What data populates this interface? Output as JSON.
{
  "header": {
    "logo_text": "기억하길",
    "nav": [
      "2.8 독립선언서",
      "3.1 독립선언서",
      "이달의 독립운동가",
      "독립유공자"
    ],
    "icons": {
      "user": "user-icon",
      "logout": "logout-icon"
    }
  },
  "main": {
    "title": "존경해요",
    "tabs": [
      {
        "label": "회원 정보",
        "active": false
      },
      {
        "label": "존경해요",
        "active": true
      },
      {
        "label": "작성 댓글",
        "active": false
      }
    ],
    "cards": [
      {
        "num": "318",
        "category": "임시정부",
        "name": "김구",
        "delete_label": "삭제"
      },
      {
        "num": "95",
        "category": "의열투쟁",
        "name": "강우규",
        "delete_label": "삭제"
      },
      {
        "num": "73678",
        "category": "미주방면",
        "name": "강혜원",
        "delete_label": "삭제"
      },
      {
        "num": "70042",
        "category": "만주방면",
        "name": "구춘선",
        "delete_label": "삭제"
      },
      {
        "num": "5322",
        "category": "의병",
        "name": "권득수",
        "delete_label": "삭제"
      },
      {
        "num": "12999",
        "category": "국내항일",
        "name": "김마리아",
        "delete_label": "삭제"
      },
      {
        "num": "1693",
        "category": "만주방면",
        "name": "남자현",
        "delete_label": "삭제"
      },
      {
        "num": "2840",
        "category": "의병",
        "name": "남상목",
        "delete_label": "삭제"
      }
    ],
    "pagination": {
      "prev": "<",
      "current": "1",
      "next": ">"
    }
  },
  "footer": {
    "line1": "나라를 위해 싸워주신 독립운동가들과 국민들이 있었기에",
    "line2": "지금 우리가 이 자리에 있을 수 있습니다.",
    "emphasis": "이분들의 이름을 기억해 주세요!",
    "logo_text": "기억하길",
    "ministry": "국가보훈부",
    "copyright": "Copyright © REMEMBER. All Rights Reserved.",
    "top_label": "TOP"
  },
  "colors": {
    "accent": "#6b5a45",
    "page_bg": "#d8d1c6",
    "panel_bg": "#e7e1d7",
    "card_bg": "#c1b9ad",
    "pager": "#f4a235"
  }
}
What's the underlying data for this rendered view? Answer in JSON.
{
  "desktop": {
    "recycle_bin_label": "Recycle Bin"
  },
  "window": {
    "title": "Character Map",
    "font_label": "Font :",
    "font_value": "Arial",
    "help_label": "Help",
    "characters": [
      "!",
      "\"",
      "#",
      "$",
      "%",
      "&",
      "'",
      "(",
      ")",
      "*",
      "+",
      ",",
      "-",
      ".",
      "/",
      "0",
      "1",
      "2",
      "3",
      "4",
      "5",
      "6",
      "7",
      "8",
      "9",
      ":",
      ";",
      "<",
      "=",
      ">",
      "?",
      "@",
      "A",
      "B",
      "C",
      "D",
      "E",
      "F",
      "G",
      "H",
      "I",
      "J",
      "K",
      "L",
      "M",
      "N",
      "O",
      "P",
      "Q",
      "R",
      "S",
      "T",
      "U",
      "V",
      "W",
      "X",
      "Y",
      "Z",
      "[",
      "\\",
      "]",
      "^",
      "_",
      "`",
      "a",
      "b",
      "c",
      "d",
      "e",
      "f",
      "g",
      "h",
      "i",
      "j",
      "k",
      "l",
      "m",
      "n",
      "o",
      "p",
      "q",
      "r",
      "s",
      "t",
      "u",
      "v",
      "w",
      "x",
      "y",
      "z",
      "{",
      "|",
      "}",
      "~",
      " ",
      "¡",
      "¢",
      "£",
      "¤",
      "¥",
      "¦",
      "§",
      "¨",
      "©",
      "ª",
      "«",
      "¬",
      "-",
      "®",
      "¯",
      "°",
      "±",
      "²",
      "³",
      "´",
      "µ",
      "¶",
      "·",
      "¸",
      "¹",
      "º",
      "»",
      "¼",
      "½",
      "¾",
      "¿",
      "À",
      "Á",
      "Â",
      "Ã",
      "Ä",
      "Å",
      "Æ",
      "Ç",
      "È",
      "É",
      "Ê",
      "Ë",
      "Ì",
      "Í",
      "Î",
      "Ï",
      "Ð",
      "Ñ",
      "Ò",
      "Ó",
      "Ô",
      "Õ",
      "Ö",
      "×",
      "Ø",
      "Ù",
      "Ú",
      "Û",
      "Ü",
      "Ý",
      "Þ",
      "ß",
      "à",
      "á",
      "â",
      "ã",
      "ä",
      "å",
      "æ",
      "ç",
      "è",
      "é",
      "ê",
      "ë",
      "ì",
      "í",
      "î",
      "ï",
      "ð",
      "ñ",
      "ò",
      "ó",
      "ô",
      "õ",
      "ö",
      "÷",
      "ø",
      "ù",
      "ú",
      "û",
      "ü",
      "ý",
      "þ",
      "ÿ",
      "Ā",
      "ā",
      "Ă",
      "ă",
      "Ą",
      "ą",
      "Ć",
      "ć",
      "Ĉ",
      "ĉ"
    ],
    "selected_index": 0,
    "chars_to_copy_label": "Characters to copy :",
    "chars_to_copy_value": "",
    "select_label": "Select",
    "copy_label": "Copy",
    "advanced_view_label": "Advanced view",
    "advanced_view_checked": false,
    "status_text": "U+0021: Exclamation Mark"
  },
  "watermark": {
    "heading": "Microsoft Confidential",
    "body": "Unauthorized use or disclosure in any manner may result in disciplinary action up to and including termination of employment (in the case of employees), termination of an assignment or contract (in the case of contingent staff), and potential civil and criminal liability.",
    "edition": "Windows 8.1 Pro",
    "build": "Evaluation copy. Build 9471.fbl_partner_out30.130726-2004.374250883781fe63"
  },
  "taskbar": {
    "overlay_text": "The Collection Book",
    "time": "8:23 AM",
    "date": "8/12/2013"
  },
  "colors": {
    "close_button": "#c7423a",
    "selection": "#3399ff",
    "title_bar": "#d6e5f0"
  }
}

==================================================

* _Set exercise_
Determine how many of the lines above hold the word "data", and output that number by itself.

* _Expected output_
2